(Collected data entries)
•••

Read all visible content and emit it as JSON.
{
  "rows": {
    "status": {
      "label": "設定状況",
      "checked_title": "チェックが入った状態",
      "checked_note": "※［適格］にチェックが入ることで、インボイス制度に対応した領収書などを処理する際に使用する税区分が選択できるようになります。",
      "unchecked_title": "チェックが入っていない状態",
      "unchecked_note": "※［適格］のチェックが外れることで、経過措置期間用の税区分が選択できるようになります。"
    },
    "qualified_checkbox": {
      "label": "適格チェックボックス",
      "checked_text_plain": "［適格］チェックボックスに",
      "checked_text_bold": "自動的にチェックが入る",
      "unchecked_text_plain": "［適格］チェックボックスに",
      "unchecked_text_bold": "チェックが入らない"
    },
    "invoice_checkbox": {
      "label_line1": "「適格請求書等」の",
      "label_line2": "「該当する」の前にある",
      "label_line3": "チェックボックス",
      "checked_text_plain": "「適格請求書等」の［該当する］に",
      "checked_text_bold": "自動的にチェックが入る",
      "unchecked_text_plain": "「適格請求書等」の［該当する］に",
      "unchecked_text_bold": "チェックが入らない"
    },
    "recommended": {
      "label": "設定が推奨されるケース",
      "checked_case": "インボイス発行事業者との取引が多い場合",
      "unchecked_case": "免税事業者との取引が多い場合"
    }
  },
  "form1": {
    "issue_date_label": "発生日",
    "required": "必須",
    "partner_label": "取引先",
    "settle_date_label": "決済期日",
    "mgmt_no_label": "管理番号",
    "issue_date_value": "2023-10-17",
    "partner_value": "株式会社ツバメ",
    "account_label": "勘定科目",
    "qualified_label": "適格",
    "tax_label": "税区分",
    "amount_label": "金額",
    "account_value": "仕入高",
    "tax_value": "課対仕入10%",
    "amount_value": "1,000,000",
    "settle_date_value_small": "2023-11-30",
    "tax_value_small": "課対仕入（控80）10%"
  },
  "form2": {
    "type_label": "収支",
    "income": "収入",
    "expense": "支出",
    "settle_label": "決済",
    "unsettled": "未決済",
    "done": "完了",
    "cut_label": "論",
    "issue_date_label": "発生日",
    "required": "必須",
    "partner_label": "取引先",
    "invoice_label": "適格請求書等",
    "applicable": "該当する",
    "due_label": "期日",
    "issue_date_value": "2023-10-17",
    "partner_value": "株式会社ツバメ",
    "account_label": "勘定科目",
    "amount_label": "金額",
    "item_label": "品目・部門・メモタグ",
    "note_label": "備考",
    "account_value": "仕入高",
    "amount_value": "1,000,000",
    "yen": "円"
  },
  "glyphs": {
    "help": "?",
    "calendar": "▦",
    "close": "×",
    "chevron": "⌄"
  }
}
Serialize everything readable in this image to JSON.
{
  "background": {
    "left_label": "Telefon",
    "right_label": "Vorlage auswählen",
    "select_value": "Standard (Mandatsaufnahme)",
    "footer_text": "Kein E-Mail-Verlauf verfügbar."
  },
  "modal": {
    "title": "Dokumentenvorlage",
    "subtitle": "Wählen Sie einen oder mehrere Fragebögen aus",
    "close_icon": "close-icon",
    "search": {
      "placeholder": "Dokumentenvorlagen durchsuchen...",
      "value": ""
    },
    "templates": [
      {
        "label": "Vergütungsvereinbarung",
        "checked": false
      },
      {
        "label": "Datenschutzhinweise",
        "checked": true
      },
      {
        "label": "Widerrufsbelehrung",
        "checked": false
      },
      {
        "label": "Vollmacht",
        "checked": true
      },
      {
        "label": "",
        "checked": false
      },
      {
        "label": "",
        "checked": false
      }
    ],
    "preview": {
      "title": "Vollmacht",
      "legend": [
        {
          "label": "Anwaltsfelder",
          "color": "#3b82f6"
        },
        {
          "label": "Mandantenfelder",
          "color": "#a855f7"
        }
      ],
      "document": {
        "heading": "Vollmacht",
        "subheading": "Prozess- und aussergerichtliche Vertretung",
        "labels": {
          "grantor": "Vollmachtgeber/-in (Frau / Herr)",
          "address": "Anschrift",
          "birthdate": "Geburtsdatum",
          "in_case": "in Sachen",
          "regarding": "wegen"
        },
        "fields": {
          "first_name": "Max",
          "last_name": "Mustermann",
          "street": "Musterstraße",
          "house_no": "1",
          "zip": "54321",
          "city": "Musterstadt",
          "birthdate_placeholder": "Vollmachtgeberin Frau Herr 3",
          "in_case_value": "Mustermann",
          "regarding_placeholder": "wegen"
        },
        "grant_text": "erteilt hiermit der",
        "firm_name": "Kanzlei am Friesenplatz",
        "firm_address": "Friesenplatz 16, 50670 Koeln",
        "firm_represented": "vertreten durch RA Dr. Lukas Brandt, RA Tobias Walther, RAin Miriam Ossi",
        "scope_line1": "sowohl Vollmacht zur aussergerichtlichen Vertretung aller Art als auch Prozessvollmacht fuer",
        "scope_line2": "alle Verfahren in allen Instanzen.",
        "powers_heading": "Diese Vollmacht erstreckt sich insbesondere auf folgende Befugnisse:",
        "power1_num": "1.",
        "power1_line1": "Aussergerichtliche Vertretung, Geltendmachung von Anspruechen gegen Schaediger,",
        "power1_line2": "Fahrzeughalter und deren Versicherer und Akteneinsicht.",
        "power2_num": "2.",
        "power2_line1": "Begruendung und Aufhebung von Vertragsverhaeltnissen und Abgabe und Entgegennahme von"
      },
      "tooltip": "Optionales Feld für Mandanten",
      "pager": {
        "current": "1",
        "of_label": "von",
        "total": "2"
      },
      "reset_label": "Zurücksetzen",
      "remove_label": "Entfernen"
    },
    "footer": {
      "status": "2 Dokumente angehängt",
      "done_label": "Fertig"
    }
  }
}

•••

**AIM OF THE EXERCISE:**
Take the lines above and retype all of them exactly.

**CORRECT RESULT:**
Read all visible content and emit it as JSON.
{
  "rows": {
    "status": {
      "label": "設定状況",
      "checked_title": "チェックが入った状態",
      "checked_note": "※［適格］にチェックが入ることで、インボイス制度に対応した領収書などを処理する際に使用する税区分が選択できるようになります。",
      "unchecked_title": "チェックが入っていない状態",
      "unchecked_note": "※［適格］のチェックが外れることで、経過措置期間用の税区分が選択できるようになります。"
    },
    "qualified_checkbox": {
      "label": "適格チェックボックス",
      "checked_text_plain": "［適格］チェックボックスに",
      "checked_text_bold": "自動的にチェックが入る",
      "unchecked_text_plain": "［適格］チェックボックスに",
      "unchecked_text_bold": "チェックが入らない"
    },
    "invoice_checkbox": {
      "label_line1": "「適格請求書等」の",
      "label_line2": "「該当する」の前にある",
      "label_line3": "チェックボックス",
      "checked_text_plain": "「適格請求書等」の［該当する］に",
      "checked_text_bold": "自動的にチェックが入る",
      "unchecked_text_plain": "「適格請求書等」の［該当する］に",
      "unchecked_text_bold": "チェックが入らない"
    },
    "recommended": {
      "label": "設定が推奨されるケース",
      "checked_case": "インボイス発行事業者との取引が多い場合",
      "unchecked_case": "免税事業者との取引が多い場合"
    }
  },
  "form1": {
    "issue_date_label": "発生日",
    "required": "必須",
    "partner_label": "取引先",
    "settle_date_label": "決済期日",
    "mgmt_no_label": "管理番号",
    "issue_date_value": "2023-10-17",
    "partner_value": "株式会社ツバメ",
    "account_label": "勘定科目",
    "qualified_label": "適格",
    "tax_label": "税区分",
    "amount_label": "金額",
    "account_value": "仕入高",
    "tax_value": "課対仕入10%",
    "amount_value": "1,000,000",
    "settle_date_value_small": "2023-11-30",
    "tax_value_small": "課対仕入（控80）10%"
  },
  "form2": {
    "type_label": "収支",
    "income": "収入",
    "expense": "支出",
    "settle_label": "決済",
    "unsettled": "未決済",
    "done": "完了",
    "cut_label": "論",
    "issue_date_label": "発生日",
    "required": "必須",
    "partner_label": "取引先",
    "invoice_label": "適格請求書等",
    "applicable": "該当する",
    "due_label": "期日",
    "issue_date_value": "2023-10-17",
    "partner_value": "株式会社ツバメ",
    "account_label": "勘定科目",
    "amount_label": "金額",
    "item_label": "品目・部門・メモタグ",
    "note_label": "備考",
    "account_value": "仕入高",
    "amount_value": "1,000,000",
    "yen": "円"
  },
  "glyphs": {
    "help": "?",
    "calendar": "▦",
    "close": "×",
    "chevron": "⌄"
  }
}
Serialize everything readable in this image to JSON.
{
  "background": {
    "left_label": "Telefon",
    "right_label": "Vorlage auswählen",
    "select_value": "Standard (Mandatsaufnahme)",
    "footer_text": "Kein E-Mail-Verlauf verfügbar."
  },
  "modal": {
    "title": "Dokumentenvorlage",
    "subtitle": "Wählen Sie einen oder mehrere Fragebögen aus",
    "close_icon": "close-icon",
    "search": {
      "placeholder": "Dokumentenvorlagen durchsuchen...",
      "value": ""
    },
    "templates": [
      {
        "label": "Vergütungsvereinbarung",
        "checked": false
      },
      {
        "label": "Datenschutzhinweise",
        "checked": true
      },
      {
        "label": "Widerrufsbelehrung",
        "checked": false
      },
      {
        "label": "Vollmacht",
        "checked": true
      },
      {
        "label": "",
        "checked": false
      },
      {
        "label": "",
        "checked": false
      }
    ],
    "preview": {
      "title": "Vollmacht",
      "legend": [
        {
          "label": "Anwaltsfelder",
          "color": "#3b82f6"
        },
        {
          "label": "Mandantenfelder",
          "color": "#a855f7"
        }
      ],
      "document": {
        "heading": "Vollmacht",
        "subheading": "Prozess- und aussergerichtliche Vertretung",
        "labels": {
          "grantor": "Vollmachtgeber/-in (Frau / Herr)",
          "address": "Anschrift",
          "birthdate": "Geburtsdatum",
          "in_case": "in Sachen",
          "regarding": "wegen"
        },
        "fields": {
          "first_name": "Max",
          "last_name": "Mustermann",
          "street": "Musterstraße",
          "house_no": "1",
          "zip": "54321",
          "city": "Musterstadt",
          "birthdate_placeholder": "Vollmachtgeberin Frau Herr 3",
          "in_case_value": "Mustermann",
          "regarding_placeholder": "wegen"
        },
        "grant_text": "erteilt hiermit der",
        "firm_name": "Kanzlei am Friesenplatz",
        "firm_address": "Friesenplatz 16, 50670 Koeln",
        "firm_represented": "vertreten durch RA Dr. Lukas Brandt, RA Tobias Walther, RAin Miriam Ossi",
        "scope_line1": "sowohl Vollmacht zur aussergerichtlichen Vertretung aller Art als auch Prozessvollmacht fuer",
        "scope_line2": "alle Verfahren in allen Instanzen.",
        "powers_heading": "Diese Vollmacht erstreckt sich insbesondere auf folgende Befugnisse:",
        "power1_num": "1.",
        "power1_line1": "Aussergerichtliche Vertretung, Geltendmachung von Anspruechen gegen Schaediger,",
        "power1_line2": "Fahrzeughalter und deren Versicherer und Akteneinsicht.",
        "power2_num": "2.",
        "power2_line1": "Begruendung und Aufhebung von Vertragsverhaeltnissen und Abgabe und Entgegennahme von"
      },
      "tooltip": "Optionales Feld für Mandanten",
      "pager": {
        "current": "1",
        "of_label": "von",
        "total": "2"
      },
      "reset_label": "Zurücksetzen",
      "remove_label": "Entfernen"
    },
    "footer": {
      "status": "2 Dokumente angehängt",
      "done_label": "Fertig"
    }
  }
}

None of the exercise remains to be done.